EXERCISE | Carry on with the article ranking Star Trek: The Next Generation episodes, starting after its last sentence.

SELECTION |
Not only is Star Trek: The Next Generation a worthy successor to Star Trek: The Original Series, but it also produced some of the best science fiction television of all time. Following the adventures of Captain Jean-Luc Picard (Patrick Stewart) and his crew aboard the USS Enterprise-D, TNG picks up about 100 years after TOS and introduces the world to a whole new cast of characters. Over the course of TNG’s seven seasons, its characters would come to be just as beloved and almost as iconic as Captain James T. Kirk (William Shatner) and Mr. Spock (Leonard Nimoy).
Whether the episode of the week was exploring what it means to be human with Lt. Commander Data (Brent Spiner) or celebrating radical empathy with Dr. Beverly Crusher (Gates McFadden), TNG always had something important to say. For those who have yet to watch TNG, starting the seven-season, 178-episode show might seem daunting, and the shaky TNG season 1 may not be enough to entice viewers to continue watching. However, TNG produced some truly phenomenal episodes throughout its seven seasons, many of which could captivate even the most skeptical viewer.
Star Trek: The Next Generation Cast & Character Guide
Star Trek: The Next Generation has one of the most beloved cast of characters in all of science fiction. Here are the major characters of the classic.
10 Where No One Has Gone Before (TNG Season 1, Episode 6)
The Enterprise gets flung to the edge of the universe.

Records from a collection

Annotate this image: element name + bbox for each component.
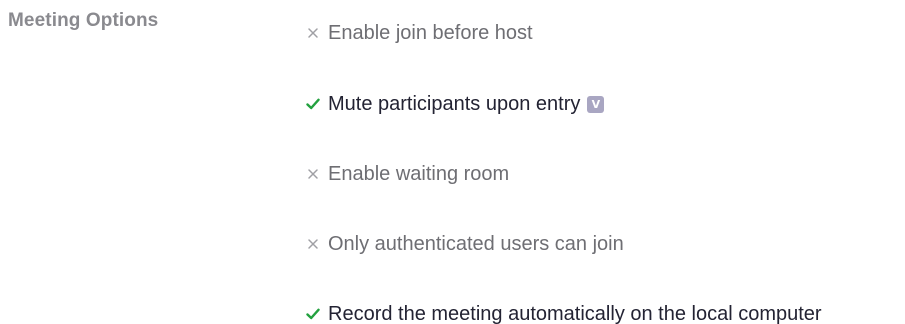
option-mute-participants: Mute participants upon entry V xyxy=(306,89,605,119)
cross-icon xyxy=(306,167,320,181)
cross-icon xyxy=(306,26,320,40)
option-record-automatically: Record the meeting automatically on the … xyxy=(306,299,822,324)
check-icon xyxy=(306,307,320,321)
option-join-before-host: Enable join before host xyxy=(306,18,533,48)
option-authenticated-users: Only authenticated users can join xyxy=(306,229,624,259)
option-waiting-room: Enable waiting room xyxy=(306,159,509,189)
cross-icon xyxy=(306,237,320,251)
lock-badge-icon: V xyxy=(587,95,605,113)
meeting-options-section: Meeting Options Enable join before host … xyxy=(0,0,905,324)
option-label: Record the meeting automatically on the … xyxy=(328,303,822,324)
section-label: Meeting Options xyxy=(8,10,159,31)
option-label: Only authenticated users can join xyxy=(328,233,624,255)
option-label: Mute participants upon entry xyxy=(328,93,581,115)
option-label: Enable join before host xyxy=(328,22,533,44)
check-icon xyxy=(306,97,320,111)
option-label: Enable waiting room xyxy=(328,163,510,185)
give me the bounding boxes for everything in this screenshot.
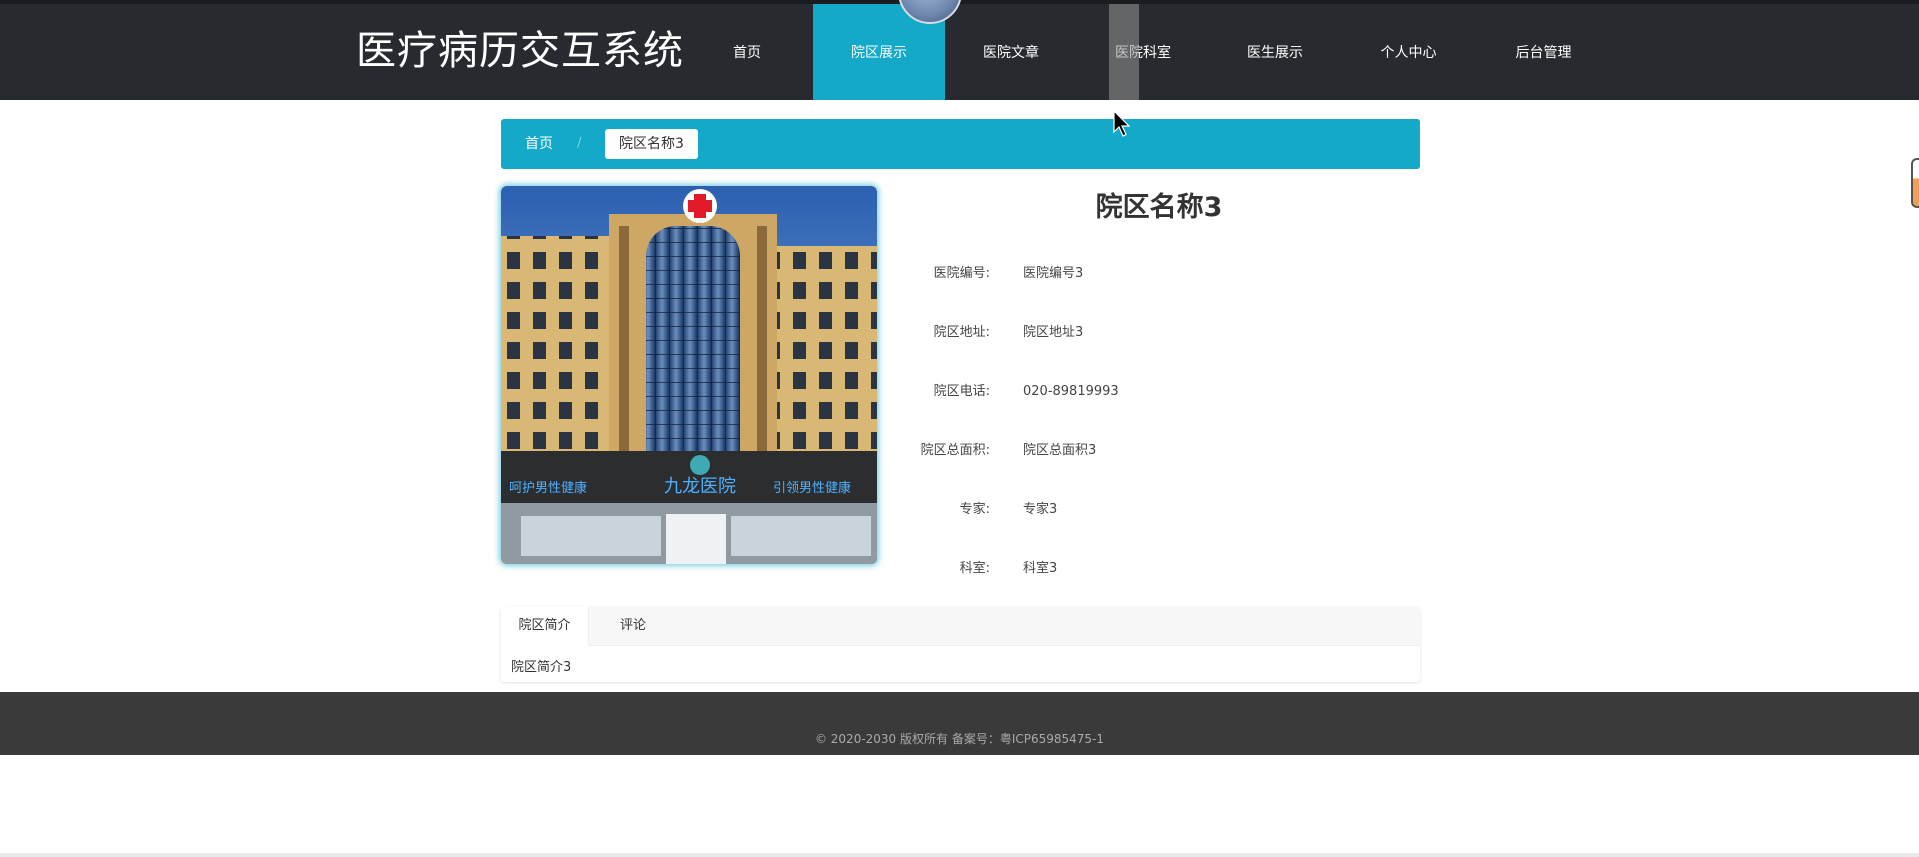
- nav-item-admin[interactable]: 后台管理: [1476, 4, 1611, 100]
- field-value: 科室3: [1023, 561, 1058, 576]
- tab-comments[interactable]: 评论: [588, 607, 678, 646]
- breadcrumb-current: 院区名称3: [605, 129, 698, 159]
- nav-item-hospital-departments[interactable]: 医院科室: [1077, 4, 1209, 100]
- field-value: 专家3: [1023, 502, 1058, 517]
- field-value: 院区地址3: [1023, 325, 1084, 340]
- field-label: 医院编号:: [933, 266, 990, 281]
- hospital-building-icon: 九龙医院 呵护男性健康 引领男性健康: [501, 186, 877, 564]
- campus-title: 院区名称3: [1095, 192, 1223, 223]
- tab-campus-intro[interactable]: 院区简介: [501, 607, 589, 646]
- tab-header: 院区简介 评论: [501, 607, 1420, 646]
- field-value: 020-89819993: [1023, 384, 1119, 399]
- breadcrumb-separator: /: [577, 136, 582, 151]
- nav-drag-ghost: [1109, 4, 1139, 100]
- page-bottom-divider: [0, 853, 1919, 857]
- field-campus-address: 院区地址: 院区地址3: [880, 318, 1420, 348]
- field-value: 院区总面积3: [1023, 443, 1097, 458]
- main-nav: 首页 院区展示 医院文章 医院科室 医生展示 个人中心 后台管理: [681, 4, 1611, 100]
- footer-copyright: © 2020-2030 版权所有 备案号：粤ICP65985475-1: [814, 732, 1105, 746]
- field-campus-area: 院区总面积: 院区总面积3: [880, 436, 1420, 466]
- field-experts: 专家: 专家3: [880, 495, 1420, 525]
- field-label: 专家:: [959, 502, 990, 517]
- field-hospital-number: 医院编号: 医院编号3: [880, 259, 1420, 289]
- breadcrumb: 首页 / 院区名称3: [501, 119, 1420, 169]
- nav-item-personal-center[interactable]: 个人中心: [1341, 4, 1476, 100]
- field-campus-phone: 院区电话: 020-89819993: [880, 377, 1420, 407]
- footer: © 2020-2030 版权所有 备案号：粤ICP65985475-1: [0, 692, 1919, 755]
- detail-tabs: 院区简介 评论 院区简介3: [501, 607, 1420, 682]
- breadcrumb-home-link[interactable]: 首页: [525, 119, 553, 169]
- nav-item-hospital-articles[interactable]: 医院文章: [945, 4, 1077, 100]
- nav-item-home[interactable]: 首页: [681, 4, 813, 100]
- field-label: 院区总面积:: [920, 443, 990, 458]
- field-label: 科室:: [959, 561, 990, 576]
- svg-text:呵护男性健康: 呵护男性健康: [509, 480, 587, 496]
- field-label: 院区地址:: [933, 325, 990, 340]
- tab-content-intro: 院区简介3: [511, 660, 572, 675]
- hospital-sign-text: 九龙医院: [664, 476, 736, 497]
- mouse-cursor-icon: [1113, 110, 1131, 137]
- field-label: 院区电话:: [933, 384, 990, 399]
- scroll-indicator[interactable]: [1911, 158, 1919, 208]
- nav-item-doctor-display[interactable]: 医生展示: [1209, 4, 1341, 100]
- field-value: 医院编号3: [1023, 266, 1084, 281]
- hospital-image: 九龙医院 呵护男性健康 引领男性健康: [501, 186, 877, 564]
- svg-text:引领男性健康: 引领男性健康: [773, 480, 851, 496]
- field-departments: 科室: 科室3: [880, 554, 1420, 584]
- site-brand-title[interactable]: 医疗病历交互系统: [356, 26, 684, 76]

* * *

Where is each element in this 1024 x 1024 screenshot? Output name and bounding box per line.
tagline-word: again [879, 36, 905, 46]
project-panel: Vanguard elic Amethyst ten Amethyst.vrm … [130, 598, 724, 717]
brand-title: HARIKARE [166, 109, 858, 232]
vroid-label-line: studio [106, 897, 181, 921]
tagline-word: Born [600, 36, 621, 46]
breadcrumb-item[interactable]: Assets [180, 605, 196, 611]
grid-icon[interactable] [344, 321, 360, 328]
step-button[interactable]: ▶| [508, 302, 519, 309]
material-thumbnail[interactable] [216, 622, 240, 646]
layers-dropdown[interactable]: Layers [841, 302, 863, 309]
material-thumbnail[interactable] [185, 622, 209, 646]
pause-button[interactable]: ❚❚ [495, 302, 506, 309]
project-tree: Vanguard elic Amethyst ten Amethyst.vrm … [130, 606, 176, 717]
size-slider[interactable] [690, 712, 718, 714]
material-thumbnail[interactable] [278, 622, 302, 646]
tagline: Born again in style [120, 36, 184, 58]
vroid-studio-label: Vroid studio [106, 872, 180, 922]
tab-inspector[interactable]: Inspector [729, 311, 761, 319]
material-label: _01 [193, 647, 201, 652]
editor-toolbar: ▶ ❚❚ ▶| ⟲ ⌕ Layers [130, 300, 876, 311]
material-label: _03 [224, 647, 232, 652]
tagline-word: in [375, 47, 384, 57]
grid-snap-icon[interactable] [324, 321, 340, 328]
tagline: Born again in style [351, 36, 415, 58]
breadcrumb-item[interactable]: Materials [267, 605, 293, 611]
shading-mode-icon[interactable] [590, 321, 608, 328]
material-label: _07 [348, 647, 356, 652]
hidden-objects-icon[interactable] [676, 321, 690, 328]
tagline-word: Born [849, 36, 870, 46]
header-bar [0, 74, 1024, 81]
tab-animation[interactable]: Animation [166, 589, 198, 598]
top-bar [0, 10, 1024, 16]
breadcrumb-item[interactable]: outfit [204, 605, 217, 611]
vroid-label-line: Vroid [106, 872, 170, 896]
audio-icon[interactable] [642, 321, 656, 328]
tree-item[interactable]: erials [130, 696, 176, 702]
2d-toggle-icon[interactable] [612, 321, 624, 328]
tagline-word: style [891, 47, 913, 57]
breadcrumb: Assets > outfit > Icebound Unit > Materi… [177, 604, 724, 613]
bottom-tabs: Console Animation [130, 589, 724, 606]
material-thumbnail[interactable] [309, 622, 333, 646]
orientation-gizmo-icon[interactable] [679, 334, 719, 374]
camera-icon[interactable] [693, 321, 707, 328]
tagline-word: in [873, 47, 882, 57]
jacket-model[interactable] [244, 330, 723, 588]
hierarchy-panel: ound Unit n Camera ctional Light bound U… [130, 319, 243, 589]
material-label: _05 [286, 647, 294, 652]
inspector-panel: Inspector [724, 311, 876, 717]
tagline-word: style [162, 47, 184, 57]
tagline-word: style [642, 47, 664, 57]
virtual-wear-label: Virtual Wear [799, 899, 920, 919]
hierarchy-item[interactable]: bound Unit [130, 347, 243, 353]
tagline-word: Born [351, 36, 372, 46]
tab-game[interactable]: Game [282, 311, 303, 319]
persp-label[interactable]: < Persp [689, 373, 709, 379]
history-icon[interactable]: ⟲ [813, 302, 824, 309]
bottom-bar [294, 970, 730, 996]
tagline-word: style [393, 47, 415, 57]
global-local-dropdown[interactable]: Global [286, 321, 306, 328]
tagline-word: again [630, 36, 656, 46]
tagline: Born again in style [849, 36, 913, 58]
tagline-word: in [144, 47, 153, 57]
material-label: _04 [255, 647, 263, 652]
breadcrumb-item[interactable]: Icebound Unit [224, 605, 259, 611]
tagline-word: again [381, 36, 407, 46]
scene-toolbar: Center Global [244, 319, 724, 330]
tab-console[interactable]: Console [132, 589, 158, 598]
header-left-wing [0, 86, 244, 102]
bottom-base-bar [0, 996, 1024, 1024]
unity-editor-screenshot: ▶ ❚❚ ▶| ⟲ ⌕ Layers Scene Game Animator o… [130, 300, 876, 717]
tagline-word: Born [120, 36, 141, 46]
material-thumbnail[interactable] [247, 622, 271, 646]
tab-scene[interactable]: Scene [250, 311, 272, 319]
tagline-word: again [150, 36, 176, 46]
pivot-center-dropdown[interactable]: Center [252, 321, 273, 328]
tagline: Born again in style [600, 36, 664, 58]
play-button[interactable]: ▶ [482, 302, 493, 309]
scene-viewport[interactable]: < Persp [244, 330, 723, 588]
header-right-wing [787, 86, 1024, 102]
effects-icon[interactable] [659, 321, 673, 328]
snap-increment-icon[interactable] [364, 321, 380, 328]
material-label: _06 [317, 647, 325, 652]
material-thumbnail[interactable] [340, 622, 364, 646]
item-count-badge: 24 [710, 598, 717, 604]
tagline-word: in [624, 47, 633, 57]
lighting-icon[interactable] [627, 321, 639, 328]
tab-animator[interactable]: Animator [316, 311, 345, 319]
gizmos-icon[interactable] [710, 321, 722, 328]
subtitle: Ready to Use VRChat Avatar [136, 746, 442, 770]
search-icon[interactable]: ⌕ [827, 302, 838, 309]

* * *

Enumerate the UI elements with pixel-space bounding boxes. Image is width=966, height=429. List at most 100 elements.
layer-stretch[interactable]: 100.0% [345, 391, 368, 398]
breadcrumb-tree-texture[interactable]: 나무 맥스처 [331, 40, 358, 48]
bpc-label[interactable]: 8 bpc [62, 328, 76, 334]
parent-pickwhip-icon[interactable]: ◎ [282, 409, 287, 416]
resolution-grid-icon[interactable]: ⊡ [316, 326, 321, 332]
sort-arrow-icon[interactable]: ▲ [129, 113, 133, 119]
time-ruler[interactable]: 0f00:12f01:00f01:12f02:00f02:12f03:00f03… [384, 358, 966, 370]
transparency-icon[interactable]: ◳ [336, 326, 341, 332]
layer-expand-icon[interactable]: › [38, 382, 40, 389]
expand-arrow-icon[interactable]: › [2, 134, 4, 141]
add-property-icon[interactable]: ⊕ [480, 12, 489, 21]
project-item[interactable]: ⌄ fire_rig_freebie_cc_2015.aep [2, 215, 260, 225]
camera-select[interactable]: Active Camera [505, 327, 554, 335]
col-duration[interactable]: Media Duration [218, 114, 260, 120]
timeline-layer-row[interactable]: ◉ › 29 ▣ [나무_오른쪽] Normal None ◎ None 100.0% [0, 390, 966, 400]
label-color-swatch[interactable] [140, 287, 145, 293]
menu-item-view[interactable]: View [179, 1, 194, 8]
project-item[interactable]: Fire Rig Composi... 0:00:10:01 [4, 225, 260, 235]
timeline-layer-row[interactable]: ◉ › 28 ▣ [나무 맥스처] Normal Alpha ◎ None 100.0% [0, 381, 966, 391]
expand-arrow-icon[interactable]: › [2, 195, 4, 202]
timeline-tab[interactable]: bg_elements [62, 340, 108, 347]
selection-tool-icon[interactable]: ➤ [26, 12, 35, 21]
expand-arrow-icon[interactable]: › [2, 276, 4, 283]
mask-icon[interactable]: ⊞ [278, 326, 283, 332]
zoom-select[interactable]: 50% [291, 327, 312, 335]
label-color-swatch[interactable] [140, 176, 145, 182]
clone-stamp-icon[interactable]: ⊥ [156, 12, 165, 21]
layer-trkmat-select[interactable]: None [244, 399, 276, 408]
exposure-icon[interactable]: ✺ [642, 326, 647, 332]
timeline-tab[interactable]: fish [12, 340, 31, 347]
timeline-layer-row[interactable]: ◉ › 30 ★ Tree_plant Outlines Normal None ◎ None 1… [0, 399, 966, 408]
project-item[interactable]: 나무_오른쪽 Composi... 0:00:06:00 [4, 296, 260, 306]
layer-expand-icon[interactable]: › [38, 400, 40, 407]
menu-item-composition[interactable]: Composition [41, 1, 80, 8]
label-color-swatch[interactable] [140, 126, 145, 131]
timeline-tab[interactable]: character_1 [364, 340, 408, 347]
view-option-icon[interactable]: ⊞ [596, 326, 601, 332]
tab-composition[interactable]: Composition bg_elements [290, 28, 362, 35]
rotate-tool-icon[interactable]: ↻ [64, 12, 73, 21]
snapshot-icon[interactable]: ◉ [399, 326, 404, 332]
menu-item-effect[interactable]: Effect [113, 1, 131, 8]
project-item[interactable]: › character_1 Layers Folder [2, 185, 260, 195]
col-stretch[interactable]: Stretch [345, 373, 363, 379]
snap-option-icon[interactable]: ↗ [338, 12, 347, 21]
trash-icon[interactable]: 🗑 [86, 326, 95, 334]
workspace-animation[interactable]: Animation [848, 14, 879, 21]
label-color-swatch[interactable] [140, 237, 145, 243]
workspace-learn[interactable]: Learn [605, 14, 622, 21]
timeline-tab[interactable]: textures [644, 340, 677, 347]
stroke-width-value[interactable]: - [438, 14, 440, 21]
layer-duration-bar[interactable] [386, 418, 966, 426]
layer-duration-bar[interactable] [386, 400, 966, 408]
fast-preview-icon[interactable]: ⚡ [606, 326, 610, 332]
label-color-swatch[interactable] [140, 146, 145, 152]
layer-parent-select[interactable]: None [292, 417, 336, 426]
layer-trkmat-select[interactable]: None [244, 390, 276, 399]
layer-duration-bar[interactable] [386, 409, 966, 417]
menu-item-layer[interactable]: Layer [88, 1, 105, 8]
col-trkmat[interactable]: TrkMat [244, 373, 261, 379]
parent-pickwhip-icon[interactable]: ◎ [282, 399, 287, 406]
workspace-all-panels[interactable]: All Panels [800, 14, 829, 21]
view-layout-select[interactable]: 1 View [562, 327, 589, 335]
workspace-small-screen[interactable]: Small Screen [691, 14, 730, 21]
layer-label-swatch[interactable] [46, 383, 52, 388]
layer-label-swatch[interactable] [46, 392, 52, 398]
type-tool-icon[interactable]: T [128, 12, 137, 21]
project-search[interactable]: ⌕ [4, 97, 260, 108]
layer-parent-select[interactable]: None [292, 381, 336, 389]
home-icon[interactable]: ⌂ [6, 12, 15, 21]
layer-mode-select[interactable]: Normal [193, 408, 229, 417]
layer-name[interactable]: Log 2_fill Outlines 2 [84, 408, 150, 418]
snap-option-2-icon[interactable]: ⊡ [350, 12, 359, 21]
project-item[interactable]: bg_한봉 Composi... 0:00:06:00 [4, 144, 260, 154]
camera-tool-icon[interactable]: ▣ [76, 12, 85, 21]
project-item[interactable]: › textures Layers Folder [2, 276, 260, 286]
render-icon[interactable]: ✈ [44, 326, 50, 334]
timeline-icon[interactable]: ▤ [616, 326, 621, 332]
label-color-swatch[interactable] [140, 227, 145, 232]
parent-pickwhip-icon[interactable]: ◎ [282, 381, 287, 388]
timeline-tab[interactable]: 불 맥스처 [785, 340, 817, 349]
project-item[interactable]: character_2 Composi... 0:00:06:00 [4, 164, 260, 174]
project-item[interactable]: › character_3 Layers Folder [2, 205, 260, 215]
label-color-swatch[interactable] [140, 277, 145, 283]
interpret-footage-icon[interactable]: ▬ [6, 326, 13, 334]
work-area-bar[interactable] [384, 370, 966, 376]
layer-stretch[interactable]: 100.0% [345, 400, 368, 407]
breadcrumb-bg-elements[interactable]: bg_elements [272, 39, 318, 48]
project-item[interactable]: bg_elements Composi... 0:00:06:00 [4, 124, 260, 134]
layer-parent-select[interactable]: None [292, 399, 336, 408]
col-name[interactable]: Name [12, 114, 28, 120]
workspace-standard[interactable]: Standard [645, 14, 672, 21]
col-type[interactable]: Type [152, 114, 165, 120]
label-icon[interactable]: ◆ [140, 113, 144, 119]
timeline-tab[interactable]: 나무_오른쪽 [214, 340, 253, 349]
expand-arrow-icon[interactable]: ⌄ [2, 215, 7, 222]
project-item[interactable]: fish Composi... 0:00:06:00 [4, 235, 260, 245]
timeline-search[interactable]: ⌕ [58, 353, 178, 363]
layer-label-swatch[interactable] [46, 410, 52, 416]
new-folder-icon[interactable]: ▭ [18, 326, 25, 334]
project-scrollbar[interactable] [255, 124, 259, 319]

TASK ANSWER |
One of Star Trek: The Next Generation’s earliest episodes, “Where No One Has Gone Before” hints at the great sci-fi show TNG would become and tackles some very Star Trek ideas. When a Starfleet propulsion expert and his assistant visit the Enterprise, they inadvertently catapult the ship to the very edge of the universe. Not only does this episode literally take the crew where no one has gone before, but it also discusses complex metaphysical ideas and includes some truly stunning visuals. “Where No One Has Gone Before” also introduces the Traveler (Eric Menyuk), a fascinating character who will become important to the future of the young Wesley Crusher (Wil Wheaton).
9 The Enemy (TNG Season 3, Episode 7)
Geordi gets trapped in a cave with a Romulan.
Star Trek loves a story set in a cave, and TNG’s “The Enemy” finds Chief Engineer Geordi La Forge (LeVar Burton) stuck in a cave with one of the Federation’s most notorious enemies. While Geordi and the Romulan, named Bochra (John Snyder), are forced to work together to make it off the planet alive, Captain Picard works to prevent an escalation of hostilities with a Romulan Commander. Despite the obvious tension between the Federation and the Romulans, Picard and La Forge both keep their heads, understanding that the situation is bigger than just them. “The Enemy” contains solid performances from everyone involved, and includes a classic sci-fi plot with a quintessentially Star Trek message.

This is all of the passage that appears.